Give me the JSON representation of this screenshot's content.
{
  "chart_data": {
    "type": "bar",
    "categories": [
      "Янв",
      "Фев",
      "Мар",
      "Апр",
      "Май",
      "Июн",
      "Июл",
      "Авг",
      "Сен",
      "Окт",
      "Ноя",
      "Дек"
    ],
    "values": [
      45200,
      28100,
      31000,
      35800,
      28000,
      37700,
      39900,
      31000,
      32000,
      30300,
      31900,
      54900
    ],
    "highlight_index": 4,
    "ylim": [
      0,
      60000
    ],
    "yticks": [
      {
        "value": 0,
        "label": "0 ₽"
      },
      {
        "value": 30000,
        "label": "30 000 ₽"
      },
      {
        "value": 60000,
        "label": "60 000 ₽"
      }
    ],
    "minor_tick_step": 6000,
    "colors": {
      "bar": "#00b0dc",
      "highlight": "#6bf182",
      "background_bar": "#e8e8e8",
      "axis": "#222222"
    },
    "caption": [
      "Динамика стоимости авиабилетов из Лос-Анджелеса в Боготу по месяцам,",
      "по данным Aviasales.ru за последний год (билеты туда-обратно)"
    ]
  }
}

⁂

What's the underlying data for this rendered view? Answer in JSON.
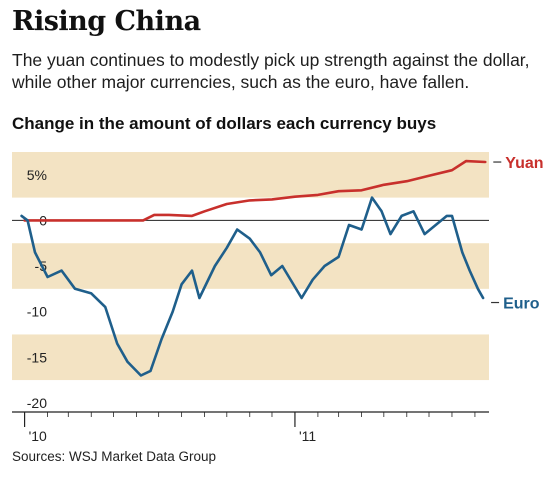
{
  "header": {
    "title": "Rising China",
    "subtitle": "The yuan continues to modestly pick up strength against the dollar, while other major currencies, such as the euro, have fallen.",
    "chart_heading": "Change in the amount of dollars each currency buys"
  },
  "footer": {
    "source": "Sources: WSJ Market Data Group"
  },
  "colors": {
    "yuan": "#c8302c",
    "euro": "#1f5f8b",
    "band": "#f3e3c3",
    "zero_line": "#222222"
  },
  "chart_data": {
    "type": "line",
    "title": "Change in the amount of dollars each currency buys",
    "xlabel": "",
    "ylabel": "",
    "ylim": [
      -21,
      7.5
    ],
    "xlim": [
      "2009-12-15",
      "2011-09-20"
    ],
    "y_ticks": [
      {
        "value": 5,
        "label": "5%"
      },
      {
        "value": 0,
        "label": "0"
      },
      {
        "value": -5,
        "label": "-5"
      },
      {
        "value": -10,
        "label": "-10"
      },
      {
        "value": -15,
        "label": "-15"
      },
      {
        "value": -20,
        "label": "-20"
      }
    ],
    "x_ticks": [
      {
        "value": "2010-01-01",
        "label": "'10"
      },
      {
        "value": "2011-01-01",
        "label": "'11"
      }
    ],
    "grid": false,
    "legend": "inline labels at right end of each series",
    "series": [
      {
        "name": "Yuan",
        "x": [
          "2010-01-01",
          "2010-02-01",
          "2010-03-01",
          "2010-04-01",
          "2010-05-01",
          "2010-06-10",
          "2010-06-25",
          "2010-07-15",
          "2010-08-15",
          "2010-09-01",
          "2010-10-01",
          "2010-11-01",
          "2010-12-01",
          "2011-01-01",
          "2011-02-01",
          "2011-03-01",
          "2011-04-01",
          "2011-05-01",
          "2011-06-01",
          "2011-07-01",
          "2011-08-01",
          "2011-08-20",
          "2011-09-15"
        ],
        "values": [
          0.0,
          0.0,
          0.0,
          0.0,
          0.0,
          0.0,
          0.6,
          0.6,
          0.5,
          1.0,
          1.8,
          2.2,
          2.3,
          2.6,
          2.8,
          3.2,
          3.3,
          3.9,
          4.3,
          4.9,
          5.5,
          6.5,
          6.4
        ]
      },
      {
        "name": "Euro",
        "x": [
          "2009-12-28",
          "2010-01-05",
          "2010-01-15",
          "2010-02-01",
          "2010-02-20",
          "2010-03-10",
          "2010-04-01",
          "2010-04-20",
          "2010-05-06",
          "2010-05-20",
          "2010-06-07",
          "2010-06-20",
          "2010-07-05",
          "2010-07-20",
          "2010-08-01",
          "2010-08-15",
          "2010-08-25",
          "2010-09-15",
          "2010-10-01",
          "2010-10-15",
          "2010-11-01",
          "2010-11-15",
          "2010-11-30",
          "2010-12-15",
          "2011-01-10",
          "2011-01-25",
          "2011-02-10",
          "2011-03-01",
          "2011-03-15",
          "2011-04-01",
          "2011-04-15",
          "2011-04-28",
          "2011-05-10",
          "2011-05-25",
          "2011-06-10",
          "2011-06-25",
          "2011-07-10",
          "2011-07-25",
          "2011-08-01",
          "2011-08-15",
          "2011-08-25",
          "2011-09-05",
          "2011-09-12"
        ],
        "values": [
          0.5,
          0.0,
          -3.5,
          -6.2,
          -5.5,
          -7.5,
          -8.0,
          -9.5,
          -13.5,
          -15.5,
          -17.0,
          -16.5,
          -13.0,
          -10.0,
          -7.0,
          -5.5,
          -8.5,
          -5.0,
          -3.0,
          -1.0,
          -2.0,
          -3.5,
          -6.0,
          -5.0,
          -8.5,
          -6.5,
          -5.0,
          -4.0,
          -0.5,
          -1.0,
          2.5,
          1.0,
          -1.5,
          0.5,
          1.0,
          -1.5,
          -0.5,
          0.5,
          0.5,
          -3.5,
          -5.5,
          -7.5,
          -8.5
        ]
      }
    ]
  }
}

⁂

▸ **Exercise instructions**:
Where a line holds "dollars", copy that line.

▸ **Answer to the exercise**:
    "chart_heading": "Change in the amount of dollars each currency buys"
    "title": "Change in the amount of dollars each currency buys",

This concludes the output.